[Collected data entries]
● ● ● ● ● ● ●

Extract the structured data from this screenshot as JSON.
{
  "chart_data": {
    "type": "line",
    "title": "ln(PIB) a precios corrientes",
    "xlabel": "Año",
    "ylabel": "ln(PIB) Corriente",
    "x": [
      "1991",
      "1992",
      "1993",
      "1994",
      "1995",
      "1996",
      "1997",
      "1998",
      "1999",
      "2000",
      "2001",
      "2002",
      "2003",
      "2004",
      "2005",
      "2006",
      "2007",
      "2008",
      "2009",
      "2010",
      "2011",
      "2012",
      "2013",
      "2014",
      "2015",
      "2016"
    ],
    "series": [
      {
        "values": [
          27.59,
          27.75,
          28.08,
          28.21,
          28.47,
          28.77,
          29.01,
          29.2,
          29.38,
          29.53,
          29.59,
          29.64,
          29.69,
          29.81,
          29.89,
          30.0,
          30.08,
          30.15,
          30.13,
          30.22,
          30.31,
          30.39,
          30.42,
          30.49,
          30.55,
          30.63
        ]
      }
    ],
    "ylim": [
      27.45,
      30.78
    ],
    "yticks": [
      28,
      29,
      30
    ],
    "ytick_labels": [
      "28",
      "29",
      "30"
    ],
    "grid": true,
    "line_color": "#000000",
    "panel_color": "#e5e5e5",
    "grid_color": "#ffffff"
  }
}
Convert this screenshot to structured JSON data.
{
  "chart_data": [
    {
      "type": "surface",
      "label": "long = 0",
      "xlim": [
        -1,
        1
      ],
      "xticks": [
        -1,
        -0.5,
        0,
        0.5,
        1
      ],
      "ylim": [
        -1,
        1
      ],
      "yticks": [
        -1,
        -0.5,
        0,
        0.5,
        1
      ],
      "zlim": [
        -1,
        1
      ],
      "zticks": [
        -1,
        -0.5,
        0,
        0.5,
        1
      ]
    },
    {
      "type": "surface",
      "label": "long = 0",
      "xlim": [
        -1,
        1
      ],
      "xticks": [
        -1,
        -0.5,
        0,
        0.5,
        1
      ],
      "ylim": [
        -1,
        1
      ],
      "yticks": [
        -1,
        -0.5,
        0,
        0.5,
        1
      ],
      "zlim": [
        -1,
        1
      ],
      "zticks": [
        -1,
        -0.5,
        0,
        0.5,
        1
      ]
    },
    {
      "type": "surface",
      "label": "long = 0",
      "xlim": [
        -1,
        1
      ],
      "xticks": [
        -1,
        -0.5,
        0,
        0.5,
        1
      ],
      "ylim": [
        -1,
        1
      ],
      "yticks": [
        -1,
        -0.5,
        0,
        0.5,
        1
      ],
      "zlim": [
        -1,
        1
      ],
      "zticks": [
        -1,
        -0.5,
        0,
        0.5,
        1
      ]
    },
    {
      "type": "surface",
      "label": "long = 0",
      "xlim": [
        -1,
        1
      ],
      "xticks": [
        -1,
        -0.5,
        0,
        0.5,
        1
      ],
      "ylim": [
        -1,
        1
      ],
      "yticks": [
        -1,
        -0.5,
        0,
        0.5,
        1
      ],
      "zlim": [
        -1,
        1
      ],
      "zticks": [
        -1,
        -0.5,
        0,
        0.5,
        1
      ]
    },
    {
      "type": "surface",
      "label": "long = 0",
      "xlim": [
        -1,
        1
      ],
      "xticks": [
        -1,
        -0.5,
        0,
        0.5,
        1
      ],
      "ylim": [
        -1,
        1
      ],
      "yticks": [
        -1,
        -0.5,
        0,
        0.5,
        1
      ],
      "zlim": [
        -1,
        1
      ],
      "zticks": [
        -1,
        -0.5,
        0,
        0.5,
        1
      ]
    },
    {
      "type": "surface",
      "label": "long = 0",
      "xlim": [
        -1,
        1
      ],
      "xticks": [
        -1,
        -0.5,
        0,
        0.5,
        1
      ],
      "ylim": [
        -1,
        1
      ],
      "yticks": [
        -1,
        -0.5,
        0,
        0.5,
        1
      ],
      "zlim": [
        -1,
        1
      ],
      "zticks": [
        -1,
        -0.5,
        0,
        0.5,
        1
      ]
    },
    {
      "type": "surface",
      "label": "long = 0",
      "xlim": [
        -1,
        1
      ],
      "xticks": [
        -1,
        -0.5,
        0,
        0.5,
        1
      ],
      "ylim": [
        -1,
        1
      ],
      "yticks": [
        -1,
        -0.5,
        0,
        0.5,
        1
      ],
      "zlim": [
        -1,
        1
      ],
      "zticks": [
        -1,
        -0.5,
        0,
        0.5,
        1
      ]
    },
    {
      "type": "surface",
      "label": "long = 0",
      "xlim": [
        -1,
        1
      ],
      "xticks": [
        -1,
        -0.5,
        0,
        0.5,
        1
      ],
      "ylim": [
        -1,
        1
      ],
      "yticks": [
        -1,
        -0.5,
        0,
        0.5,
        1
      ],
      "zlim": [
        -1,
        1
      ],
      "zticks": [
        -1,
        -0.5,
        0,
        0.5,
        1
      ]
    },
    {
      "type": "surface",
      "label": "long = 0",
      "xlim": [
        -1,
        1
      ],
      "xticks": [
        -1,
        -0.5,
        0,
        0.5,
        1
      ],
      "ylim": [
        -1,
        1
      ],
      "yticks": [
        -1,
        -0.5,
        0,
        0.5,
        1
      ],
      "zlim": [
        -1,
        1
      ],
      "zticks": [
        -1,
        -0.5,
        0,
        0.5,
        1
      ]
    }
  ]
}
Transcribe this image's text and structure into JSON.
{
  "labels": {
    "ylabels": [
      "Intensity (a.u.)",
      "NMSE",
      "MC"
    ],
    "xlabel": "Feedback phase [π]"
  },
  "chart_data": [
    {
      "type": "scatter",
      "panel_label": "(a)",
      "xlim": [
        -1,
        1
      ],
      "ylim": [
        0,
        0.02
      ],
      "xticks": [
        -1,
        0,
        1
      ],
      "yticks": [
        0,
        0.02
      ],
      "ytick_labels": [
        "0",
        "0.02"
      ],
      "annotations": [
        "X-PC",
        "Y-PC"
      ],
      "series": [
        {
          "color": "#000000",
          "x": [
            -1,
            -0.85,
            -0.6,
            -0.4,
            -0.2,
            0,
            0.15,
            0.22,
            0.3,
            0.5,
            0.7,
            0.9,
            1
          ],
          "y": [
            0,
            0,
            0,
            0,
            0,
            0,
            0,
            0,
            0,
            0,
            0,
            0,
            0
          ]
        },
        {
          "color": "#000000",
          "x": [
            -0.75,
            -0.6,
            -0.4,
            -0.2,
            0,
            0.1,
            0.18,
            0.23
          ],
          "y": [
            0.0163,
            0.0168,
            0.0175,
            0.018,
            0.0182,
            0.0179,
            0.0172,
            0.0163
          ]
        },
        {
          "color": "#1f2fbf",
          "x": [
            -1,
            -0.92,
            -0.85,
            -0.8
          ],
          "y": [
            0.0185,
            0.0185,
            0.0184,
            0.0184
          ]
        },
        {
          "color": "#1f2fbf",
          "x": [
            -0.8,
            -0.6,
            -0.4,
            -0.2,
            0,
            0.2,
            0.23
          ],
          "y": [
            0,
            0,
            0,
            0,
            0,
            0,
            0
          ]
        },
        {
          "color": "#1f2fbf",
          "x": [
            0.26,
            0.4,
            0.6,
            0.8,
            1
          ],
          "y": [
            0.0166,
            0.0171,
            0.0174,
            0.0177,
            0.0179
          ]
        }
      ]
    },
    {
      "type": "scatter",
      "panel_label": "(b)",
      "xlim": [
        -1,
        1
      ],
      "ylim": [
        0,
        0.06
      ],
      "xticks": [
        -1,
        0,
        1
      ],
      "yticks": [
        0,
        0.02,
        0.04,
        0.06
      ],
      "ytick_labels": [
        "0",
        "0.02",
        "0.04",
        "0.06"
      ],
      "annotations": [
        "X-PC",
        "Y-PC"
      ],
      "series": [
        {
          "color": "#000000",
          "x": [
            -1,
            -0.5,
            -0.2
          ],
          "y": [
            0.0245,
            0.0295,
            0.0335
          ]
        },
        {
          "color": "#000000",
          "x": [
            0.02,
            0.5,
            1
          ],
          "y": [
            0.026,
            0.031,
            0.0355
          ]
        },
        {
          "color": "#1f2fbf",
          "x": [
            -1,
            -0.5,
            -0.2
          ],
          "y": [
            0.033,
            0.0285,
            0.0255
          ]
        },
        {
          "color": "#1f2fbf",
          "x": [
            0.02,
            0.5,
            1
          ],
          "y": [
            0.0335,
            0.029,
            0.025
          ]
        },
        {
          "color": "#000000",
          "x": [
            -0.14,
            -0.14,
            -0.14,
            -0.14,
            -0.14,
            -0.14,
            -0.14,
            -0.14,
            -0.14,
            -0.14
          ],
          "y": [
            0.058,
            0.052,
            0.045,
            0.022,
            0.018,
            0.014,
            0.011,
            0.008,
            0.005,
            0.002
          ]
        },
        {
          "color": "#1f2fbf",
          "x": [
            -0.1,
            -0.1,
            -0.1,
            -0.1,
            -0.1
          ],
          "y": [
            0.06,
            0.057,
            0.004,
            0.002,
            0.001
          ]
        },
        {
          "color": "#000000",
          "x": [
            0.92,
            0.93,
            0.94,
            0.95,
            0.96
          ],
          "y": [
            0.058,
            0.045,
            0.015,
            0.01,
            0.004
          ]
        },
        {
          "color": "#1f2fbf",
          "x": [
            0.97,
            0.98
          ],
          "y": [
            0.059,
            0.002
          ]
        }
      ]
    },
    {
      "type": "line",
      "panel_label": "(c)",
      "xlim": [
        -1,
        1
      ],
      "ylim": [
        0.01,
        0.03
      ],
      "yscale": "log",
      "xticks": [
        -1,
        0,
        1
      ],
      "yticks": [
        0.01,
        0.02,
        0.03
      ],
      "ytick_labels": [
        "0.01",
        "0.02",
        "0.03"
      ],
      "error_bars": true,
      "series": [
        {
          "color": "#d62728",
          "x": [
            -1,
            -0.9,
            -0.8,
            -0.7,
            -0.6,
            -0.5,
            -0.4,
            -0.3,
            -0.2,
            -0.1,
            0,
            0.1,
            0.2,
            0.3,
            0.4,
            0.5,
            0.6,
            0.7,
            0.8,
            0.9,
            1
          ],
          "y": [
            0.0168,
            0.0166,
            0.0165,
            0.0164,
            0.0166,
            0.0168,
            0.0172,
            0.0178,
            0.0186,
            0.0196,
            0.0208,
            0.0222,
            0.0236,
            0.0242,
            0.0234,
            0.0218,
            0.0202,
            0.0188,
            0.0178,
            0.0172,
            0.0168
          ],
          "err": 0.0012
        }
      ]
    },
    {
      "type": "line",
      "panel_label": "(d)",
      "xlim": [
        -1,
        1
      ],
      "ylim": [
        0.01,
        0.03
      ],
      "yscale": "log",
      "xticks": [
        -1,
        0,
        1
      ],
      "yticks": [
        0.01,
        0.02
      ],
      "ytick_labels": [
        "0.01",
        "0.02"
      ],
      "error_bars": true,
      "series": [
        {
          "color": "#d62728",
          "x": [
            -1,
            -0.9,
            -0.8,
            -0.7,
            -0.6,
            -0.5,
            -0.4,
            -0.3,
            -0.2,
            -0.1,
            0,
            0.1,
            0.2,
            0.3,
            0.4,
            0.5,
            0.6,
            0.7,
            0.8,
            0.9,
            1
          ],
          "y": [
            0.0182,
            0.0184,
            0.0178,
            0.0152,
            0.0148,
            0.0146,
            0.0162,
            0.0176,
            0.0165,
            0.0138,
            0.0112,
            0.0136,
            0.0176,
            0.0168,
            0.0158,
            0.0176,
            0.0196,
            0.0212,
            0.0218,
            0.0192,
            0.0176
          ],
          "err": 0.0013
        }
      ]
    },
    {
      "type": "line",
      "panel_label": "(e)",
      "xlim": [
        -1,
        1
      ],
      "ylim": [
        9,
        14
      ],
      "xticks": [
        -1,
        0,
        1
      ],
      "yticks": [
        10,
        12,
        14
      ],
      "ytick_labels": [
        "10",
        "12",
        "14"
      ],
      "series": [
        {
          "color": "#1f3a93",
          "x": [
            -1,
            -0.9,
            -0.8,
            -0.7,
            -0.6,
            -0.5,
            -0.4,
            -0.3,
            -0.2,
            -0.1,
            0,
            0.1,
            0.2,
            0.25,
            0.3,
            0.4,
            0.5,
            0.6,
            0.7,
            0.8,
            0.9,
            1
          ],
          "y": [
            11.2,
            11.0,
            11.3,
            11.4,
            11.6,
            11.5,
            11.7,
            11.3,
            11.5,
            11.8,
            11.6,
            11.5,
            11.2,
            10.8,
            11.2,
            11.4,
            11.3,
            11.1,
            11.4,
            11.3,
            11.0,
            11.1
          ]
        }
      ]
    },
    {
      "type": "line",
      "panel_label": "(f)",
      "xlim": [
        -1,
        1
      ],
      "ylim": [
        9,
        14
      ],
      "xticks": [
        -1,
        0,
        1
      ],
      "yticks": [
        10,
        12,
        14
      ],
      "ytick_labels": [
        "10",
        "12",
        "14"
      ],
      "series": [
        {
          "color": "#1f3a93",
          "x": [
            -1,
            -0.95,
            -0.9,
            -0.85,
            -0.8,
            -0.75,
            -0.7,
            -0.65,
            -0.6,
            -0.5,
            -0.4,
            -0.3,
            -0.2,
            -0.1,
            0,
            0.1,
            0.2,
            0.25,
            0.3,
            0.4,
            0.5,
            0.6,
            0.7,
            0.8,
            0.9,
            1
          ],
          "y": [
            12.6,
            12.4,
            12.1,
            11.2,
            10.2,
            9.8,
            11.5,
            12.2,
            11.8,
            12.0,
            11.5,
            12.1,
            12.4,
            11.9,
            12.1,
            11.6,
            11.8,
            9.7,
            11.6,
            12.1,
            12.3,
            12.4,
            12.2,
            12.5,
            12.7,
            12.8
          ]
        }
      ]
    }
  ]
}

● ● ● ● ● ● ●

**Goal**
Search the data for "structured" and list every line in which it occurs.

**Solution below**
Extract the structured data from this screenshot as JSON.
Convert this screenshot to structured JSON data.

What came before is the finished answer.